### [Stated problem]
Print the lines verbatim, starting with the first line of the entries and stopping after the line that contains "- thumbnail-ribbon: [49, 526, 401, 537]".

** begin Data extract **

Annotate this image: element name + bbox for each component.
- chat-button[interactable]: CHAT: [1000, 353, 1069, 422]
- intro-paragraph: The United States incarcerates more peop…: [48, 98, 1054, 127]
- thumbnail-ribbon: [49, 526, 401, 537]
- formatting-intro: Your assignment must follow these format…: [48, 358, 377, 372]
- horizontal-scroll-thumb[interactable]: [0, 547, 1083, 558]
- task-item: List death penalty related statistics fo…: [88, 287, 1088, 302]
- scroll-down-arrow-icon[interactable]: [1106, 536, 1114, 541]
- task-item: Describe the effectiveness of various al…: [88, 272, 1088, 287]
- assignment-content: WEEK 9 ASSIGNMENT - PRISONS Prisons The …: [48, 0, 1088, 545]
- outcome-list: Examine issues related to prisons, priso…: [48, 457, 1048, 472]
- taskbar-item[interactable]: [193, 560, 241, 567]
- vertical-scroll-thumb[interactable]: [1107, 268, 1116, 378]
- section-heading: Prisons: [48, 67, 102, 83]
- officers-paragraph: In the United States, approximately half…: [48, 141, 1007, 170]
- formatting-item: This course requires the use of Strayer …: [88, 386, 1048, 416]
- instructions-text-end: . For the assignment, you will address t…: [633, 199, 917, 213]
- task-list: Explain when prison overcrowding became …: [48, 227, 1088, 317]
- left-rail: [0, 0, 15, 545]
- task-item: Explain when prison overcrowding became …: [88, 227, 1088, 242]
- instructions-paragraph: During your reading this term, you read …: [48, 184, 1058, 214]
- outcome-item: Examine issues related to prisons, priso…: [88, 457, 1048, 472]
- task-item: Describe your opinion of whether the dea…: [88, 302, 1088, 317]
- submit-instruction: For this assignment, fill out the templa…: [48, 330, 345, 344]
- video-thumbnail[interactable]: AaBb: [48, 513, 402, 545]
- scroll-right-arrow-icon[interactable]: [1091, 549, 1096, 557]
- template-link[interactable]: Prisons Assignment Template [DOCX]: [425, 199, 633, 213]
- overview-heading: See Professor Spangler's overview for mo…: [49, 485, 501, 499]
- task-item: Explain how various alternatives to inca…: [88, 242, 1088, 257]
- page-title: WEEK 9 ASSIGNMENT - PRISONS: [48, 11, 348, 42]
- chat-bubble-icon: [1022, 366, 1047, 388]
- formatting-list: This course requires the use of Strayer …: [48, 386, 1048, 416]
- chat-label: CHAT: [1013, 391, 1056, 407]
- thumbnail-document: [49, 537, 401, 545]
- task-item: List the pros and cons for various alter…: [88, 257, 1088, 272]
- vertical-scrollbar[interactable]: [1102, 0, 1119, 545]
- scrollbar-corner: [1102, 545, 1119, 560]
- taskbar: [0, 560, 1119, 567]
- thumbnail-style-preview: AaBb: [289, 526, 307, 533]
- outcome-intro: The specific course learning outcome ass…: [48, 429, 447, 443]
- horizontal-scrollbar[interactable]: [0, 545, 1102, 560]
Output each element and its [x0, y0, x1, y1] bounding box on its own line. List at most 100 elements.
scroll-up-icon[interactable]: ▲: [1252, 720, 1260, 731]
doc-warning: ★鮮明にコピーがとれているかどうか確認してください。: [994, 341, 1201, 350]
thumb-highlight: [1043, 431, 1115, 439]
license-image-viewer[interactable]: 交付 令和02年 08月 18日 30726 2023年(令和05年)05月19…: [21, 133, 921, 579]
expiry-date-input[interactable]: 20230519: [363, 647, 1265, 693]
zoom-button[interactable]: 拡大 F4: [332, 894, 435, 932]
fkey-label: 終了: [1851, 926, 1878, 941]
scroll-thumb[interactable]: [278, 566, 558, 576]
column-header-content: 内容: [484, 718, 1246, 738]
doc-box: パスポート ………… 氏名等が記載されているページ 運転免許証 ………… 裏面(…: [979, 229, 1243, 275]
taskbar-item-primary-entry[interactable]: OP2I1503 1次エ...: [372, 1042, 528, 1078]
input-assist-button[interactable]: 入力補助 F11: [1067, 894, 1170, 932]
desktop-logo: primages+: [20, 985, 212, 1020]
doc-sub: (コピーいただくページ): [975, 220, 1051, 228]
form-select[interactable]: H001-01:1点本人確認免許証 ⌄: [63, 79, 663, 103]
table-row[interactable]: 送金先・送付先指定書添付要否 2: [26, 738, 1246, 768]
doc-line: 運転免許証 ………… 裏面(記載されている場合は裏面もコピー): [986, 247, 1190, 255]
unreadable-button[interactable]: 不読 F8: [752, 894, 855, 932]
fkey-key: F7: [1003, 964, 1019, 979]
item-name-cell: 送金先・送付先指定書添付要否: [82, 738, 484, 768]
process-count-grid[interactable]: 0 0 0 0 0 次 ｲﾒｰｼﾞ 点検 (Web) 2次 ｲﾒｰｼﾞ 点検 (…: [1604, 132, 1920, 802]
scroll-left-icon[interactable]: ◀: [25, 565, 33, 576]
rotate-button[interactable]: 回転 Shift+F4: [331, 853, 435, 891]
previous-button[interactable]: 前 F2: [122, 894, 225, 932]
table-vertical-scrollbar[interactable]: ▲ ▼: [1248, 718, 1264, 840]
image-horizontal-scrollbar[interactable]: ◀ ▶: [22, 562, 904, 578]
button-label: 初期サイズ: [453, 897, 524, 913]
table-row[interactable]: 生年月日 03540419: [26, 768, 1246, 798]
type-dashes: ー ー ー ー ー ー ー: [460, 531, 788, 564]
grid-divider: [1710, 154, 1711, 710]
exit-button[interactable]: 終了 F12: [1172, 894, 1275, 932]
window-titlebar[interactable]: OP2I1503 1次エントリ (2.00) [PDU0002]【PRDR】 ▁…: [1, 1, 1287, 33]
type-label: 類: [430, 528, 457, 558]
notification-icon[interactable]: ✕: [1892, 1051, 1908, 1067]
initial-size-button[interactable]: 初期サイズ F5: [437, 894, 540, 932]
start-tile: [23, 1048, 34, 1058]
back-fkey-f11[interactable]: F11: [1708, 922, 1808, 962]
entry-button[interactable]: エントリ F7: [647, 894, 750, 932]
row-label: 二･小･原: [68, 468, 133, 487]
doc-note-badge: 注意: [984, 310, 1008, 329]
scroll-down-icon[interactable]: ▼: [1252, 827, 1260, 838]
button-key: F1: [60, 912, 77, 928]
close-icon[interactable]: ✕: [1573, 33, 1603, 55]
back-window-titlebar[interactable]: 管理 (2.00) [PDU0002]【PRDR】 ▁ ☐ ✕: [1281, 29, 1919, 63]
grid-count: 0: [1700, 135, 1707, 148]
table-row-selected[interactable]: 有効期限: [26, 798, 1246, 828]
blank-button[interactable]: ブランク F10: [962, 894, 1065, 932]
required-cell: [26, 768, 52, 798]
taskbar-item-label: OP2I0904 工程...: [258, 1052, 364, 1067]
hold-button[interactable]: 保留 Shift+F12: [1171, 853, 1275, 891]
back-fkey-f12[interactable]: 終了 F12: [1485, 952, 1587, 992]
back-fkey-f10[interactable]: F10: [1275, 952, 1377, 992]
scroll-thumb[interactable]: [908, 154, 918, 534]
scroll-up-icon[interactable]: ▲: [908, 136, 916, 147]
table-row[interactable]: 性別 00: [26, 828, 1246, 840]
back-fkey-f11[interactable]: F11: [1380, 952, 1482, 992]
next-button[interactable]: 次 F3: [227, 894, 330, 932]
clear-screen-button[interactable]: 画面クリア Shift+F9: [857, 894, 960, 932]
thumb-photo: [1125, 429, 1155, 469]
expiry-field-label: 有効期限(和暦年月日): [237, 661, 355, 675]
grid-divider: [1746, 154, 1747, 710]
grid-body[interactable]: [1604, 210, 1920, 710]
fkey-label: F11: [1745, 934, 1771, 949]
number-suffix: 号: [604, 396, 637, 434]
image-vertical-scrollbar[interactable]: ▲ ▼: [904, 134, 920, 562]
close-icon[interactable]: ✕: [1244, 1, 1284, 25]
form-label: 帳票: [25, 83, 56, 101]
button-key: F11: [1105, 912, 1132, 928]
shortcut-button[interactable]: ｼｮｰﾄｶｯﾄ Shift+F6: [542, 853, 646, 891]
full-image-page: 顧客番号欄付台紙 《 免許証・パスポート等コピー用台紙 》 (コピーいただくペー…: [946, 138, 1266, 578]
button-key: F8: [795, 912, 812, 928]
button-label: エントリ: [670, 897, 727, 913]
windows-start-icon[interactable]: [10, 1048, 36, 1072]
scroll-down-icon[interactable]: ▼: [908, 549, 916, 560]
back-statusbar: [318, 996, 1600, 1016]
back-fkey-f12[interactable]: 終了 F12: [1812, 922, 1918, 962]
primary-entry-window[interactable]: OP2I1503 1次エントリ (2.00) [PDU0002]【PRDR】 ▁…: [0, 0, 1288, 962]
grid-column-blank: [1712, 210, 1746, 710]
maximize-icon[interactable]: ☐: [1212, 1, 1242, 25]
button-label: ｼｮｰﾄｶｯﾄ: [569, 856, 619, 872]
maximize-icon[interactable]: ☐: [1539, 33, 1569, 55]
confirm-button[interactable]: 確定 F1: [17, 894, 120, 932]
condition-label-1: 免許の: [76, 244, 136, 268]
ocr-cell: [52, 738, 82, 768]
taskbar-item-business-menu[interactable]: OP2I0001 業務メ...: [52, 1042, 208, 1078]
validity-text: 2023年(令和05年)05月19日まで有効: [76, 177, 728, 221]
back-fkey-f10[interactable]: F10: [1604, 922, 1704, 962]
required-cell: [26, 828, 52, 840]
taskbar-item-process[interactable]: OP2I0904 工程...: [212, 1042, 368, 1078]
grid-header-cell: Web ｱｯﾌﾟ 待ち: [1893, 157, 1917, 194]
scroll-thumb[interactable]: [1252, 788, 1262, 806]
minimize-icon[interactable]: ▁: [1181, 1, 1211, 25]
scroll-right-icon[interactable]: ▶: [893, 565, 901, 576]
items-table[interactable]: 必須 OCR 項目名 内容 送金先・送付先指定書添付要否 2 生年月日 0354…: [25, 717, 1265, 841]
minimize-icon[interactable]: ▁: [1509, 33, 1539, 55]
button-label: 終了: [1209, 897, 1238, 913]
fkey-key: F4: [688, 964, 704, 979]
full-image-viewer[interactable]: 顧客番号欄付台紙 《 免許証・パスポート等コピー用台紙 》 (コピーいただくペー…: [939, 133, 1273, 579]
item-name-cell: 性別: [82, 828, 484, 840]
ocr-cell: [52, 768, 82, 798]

** end Data extract **

### [Answer]
Annotate this image: element name + bbox for each component.
- chat-button[interactable]: CHAT: [1000, 353, 1069, 422]
- intro-paragraph: The United States incarcerates more peop…: [48, 98, 1054, 127]
- thumbnail-ribbon: [49, 526, 401, 537]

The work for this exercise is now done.